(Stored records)

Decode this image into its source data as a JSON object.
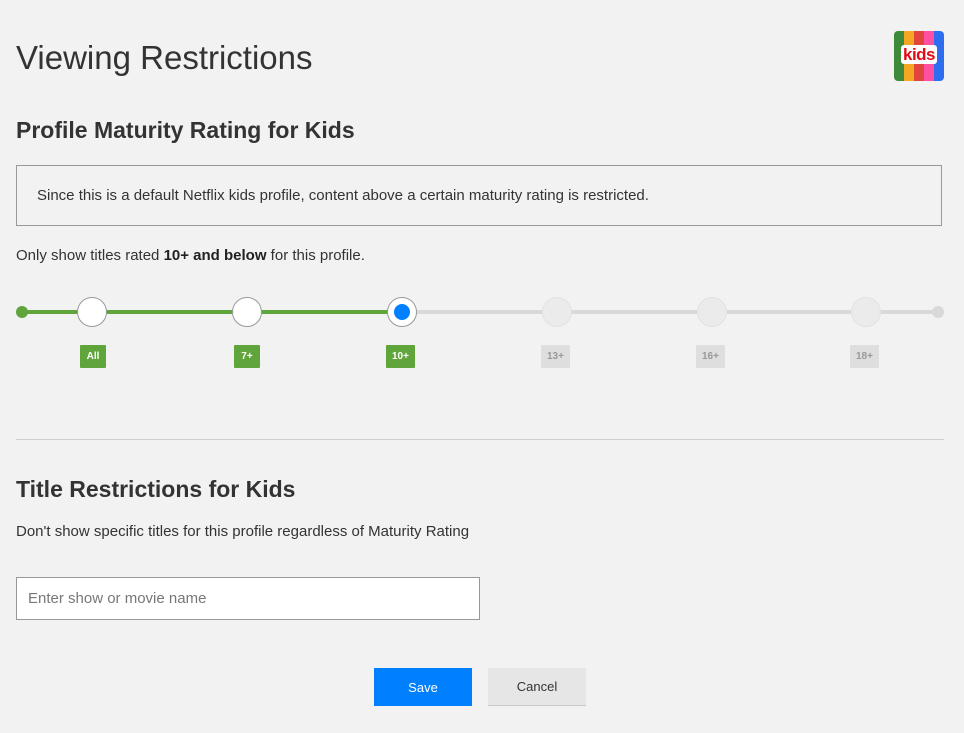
{
  "page": {
    "title": "Viewing Restrictions"
  },
  "profile_badge": {
    "label": "kids",
    "icon": "kids-profile-icon",
    "stripe_colors": [
      "#3f8a3a",
      "#f5a623",
      "#e2453c",
      "#ff4fa3",
      "#2f6df0"
    ]
  },
  "maturity": {
    "heading": "Profile Maturity Rating for Kids",
    "notice": "Since this is a default Netflix kids profile, content above a certain maturity rating is restricted.",
    "sentence_prefix": "Only show titles rated ",
    "sentence_value": "10+ and below",
    "sentence_suffix": " for this profile.",
    "selected_rating": "10+",
    "ratings": [
      {
        "label": "All",
        "state": "allowed"
      },
      {
        "label": "7+",
        "state": "allowed"
      },
      {
        "label": "10+",
        "state": "selected"
      },
      {
        "label": "13+",
        "state": "restricted"
      },
      {
        "label": "16+",
        "state": "restricted"
      },
      {
        "label": "18+",
        "state": "restricted"
      }
    ],
    "colors": {
      "allowed": "#5fa53b",
      "selected_dot": "#0080ff",
      "restricted": "#dedede"
    }
  },
  "title_restrictions": {
    "heading": "Title Restrictions for Kids",
    "description": "Don't show specific titles for this profile regardless of Maturity Rating",
    "input_value": "",
    "input_placeholder": "Enter show or movie name"
  },
  "actions": {
    "save_label": "Save",
    "cancel_label": "Cancel",
    "save_color": "#0080ff"
  }
}
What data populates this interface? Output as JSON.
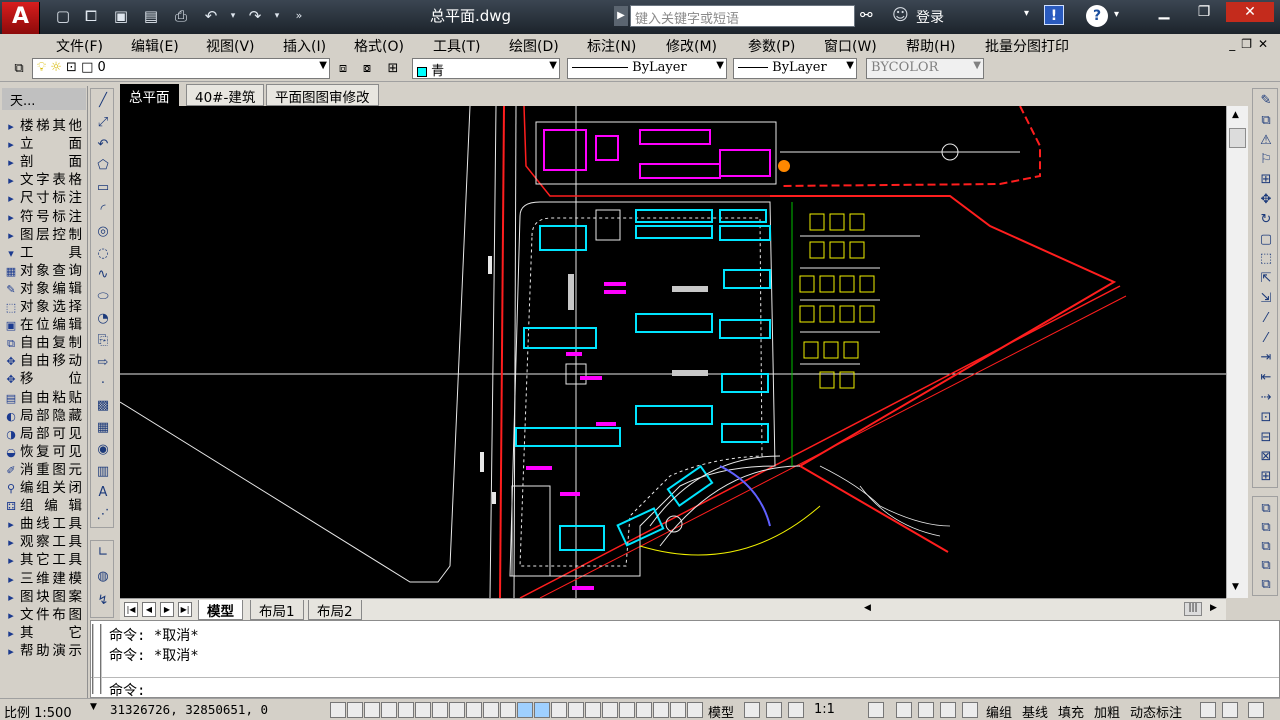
{
  "app": {
    "title": "总平面.dwg",
    "logo_letter": "A",
    "search_placeholder": "键入关键字或短语",
    "login_label": "登录",
    "exchange_icon": "!",
    "help_icon": "?"
  },
  "quick_access": [
    "new-icon",
    "open-icon",
    "save-icon",
    "saveas-icon",
    "print-icon",
    "undo-icon",
    "redo-icon"
  ],
  "menu": [
    "文件(F)",
    "编辑(E)",
    "视图(V)",
    "插入(I)",
    "格式(O)",
    "工具(T)",
    "绘图(D)",
    "标注(N)",
    "修改(M)",
    "参数(P)",
    "窗口(W)",
    "帮助(H)",
    "批量分图打印"
  ],
  "layer_toolbar": {
    "layer_value": "0",
    "color_value": "青",
    "linetype_value": "ByLayer",
    "lineweight_value": "ByLayer",
    "plotstyle_value": "BYCOLOR",
    "color_swatch": "#00ffff"
  },
  "left_panel": {
    "header": "天...",
    "items": [
      {
        "icon": "▸",
        "label": "楼梯其他"
      },
      {
        "icon": "▸",
        "label": "立面"
      },
      {
        "icon": "▸",
        "label": "剖面"
      },
      {
        "icon": "▸",
        "label": "文字表格"
      },
      {
        "icon": "▸",
        "label": "尺寸标注"
      },
      {
        "icon": "▸",
        "label": "符号标注"
      },
      {
        "icon": "▸",
        "label": "图层控制"
      },
      {
        "icon": "▾",
        "label": "工具"
      },
      {
        "icon": "▦",
        "label": "对象查询"
      },
      {
        "icon": "✎",
        "label": "对象编辑"
      },
      {
        "icon": "⬚",
        "label": "对象选择"
      },
      {
        "icon": "▣",
        "label": "在位编辑"
      },
      {
        "icon": "⧉",
        "label": "自由复制"
      },
      {
        "icon": "✥",
        "label": "自由移动"
      },
      {
        "icon": "✥",
        "label": "移位"
      },
      {
        "icon": "▤",
        "label": "自由粘贴"
      },
      {
        "icon": "◐",
        "label": "局部隐藏"
      },
      {
        "icon": "◑",
        "label": "局部可见"
      },
      {
        "icon": "◒",
        "label": "恢复可见"
      },
      {
        "icon": "✐",
        "label": "消重图元"
      },
      {
        "icon": "⚲",
        "label": "编组关闭"
      },
      {
        "icon": "⚃",
        "label": "组编辑"
      },
      {
        "icon": "▸",
        "label": "曲线工具"
      },
      {
        "icon": "▸",
        "label": "观察工具"
      },
      {
        "icon": "▸",
        "label": "其它工具"
      },
      {
        "icon": "▸",
        "label": "三维建模"
      },
      {
        "icon": "▸",
        "label": "图块图案"
      },
      {
        "icon": "▸",
        "label": "文件布图"
      },
      {
        "icon": "▸",
        "label": "其它"
      },
      {
        "icon": "▸",
        "label": "帮助演示"
      }
    ]
  },
  "draw_tools": [
    "╱",
    "⤢",
    "↶",
    "⬠",
    "▭",
    "◜",
    "◎",
    "◌",
    "∿",
    "⬭",
    "◔",
    "⎘",
    "⇨",
    "·",
    "▩",
    "▦",
    "◉",
    "▥",
    "A",
    "⋰"
  ],
  "draw_tools2": [
    "∟",
    "◍",
    "↯"
  ],
  "right_tools": [
    "✎",
    "⧉",
    "⚠",
    "⚐",
    "⊞",
    "✥",
    "↻",
    "▢",
    "⬚",
    "⇱",
    "⇲",
    "⁄",
    "⁄",
    "⇥",
    "⇤",
    "⇢",
    "⊡",
    "⊟",
    "⊠",
    "⊞"
  ],
  "right_tools2": [
    "⧉",
    "⧉",
    "⧉",
    "⧉",
    "⧉"
  ],
  "doc_tabs": [
    "总平面",
    "40#-建筑",
    "平面图图审修改"
  ],
  "layout_tabs": [
    "模型",
    "布局1",
    "布局2"
  ],
  "command": {
    "history": [
      "命令: *取消*",
      "命令: *取消*"
    ],
    "prompt": "命令:"
  },
  "status": {
    "scale": "比例 1:500",
    "coords": "31326726, 32850651, 0",
    "model_label": "模型",
    "annotation_scale": "1:1",
    "toggles": [
      "编组",
      "基线",
      "填充",
      "加粗",
      "动态标注"
    ]
  },
  "colors": {
    "canvas": "#000000",
    "red": "#ff1e1e",
    "magenta": "#ff00ff",
    "cyan": "#00e5ff",
    "white": "#e8e8e8",
    "yellow": "#f0f000",
    "green": "#00c000"
  }
}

--- Task prompt ---
Write out the material above once more, exactly as it reads, with no pictures.

--- Exercise response ---
Decode this image into its source data as a JSON object.
{
  "page": {
    "title": "Viewing Restrictions"
  },
  "profile_badge": {
    "label": "kids",
    "icon": "kids-profile-icon",
    "stripe_colors": [
      "#3f8a3a",
      "#f5a623",
      "#e2453c",
      "#ff4fa3",
      "#2f6df0"
    ]
  },
  "maturity": {
    "heading": "Profile Maturity Rating for Kids",
    "notice": "Since this is a default Netflix kids profile, content above a certain maturity rating is restricted.",
    "sentence_prefix": "Only show titles rated ",
    "sentence_value": "10+ and below",
    "sentence_suffix": " for this profile.",
    "selected_rating": "10+",
    "ratings": [
      {
        "label": "All",
        "state": "allowed"
      },
      {
        "label": "7+",
        "state": "allowed"
      },
      {
        "label": "10+",
        "state": "selected"
      },
      {
        "label": "13+",
        "state": "restricted"
      },
      {
        "label": "16+",
        "state": "restricted"
      },
      {
        "label": "18+",
        "state": "restricted"
      }
    ],
    "colors": {
      "allowed": "#5fa53b",
      "selected_dot": "#0080ff",
      "restricted": "#dedede"
    }
  },
  "title_restrictions": {
    "heading": "Title Restrictions for Kids",
    "description": "Don't show specific titles for this profile regardless of Maturity Rating",
    "input_value": "",
    "input_placeholder": "Enter show or movie name"
  },
  "actions": {
    "save_label": "Save",
    "cancel_label": "Cancel",
    "save_color": "#0080ff"
  }
}
What data populates this interface? Output as JSON.
{
  "app": {
    "title": "总平面.dwg",
    "logo_letter": "A",
    "search_placeholder": "键入关键字或短语",
    "login_label": "登录",
    "exchange_icon": "!",
    "help_icon": "?"
  },
  "quick_access": [
    "new-icon",
    "open-icon",
    "save-icon",
    "saveas-icon",
    "print-icon",
    "undo-icon",
    "redo-icon"
  ],
  "menu": [
    "文件(F)",
    "编辑(E)",
    "视图(V)",
    "插入(I)",
    "格式(O)",
    "工具(T)",
    "绘图(D)",
    "标注(N)",
    "修改(M)",
    "参数(P)",
    "窗口(W)",
    "帮助(H)",
    "批量分图打印"
  ],
  "layer_toolbar": {
    "layer_value": "0",
    "color_value": "青",
    "linetype_value": "ByLayer",
    "lineweight_value": "ByLayer",
    "plotstyle_value": "BYCOLOR",
    "color_swatch": "#00ffff"
  },
  "left_panel": {
    "header": "天...",
    "items": [
      {
        "icon": "▸",
        "label": "楼梯其他"
      },
      {
        "icon": "▸",
        "label": "立面"
      },
      {
        "icon": "▸",
        "label": "剖面"
      },
      {
        "icon": "▸",
        "label": "文字表格"
      },
      {
        "icon": "▸",
        "label": "尺寸标注"
      },
      {
        "icon": "▸",
        "label": "符号标注"
      },
      {
        "icon": "▸",
        "label": "图层控制"
      },
      {
        "icon": "▾",
        "label": "工具"
      },
      {
        "icon": "▦",
        "label": "对象查询"
      },
      {
        "icon": "✎",
        "label": "对象编辑"
      },
      {
        "icon": "⬚",
        "label": "对象选择"
      },
      {
        "icon": "▣",
        "label": "在位编辑"
      },
      {
        "icon": "⧉",
        "label": "自由复制"
      },
      {
        "icon": "✥",
        "label": "自由移动"
      },
      {
        "icon": "✥",
        "label": "移位"
      },
      {
        "icon": "▤",
        "label": "自由粘贴"
      },
      {
        "icon": "◐",
        "label": "局部隐藏"
      },
      {
        "icon": "◑",
        "label": "局部可见"
      },
      {
        "icon": "◒",
        "label": "恢复可见"
      },
      {
        "icon": "✐",
        "label": "消重图元"
      },
      {
        "icon": "⚲",
        "label": "编组关闭"
      },
      {
        "icon": "⚃",
        "label": "组编辑"
      },
      {
        "icon": "▸",
        "label": "曲线工具"
      },
      {
        "icon": "▸",
        "label": "观察工具"
      },
      {
        "icon": "▸",
        "label": "其它工具"
      },
      {
        "icon": "▸",
        "label": "三维建模"
      },
      {
        "icon": "▸",
        "label": "图块图案"
      },
      {
        "icon": "▸",
        "label": "文件布图"
      },
      {
        "icon": "▸",
        "label": "其它"
      },
      {
        "icon": "▸",
        "label": "帮助演示"
      }
    ]
  },
  "draw_tools": [
    "╱",
    "⤢",
    "↶",
    "⬠",
    "▭",
    "◜",
    "◎",
    "◌",
    "∿",
    "⬭",
    "◔",
    "⎘",
    "⇨",
    "·",
    "▩",
    "▦",
    "◉",
    "▥",
    "A",
    "⋰"
  ],
  "draw_tools2": [
    "∟",
    "◍",
    "↯"
  ],
  "right_tools": [
    "✎",
    "⧉",
    "⚠",
    "⚐",
    "⊞",
    "✥",
    "↻",
    "▢",
    "⬚",
    "⇱",
    "⇲",
    "⁄",
    "⁄",
    "⇥",
    "⇤",
    "⇢",
    "⊡",
    "⊟",
    "⊠",
    "⊞"
  ],
  "right_tools2": [
    "⧉",
    "⧉",
    "⧉",
    "⧉",
    "⧉"
  ],
  "doc_tabs": [
    "总平面",
    "40#-建筑",
    "平面图图审修改"
  ],
  "layout_tabs": [
    "模型",
    "布局1",
    "布局2"
  ],
  "command": {
    "history": [
      "命令: *取消*",
      "命令: *取消*"
    ],
    "prompt": "命令:"
  },
  "status": {
    "scale": "比例 1:500",
    "coords": "31326726, 32850651, 0",
    "model_label": "模型",
    "annotation_scale": "1:1",
    "toggles": [
      "编组",
      "基线",
      "填充",
      "加粗",
      "动态标注"
    ]
  },
  "colors": {
    "canvas": "#000000",
    "red": "#ff1e1e",
    "magenta": "#ff00ff",
    "cyan": "#00e5ff",
    "white": "#e8e8e8",
    "yellow": "#f0f000",
    "green": "#00c000"
  }
}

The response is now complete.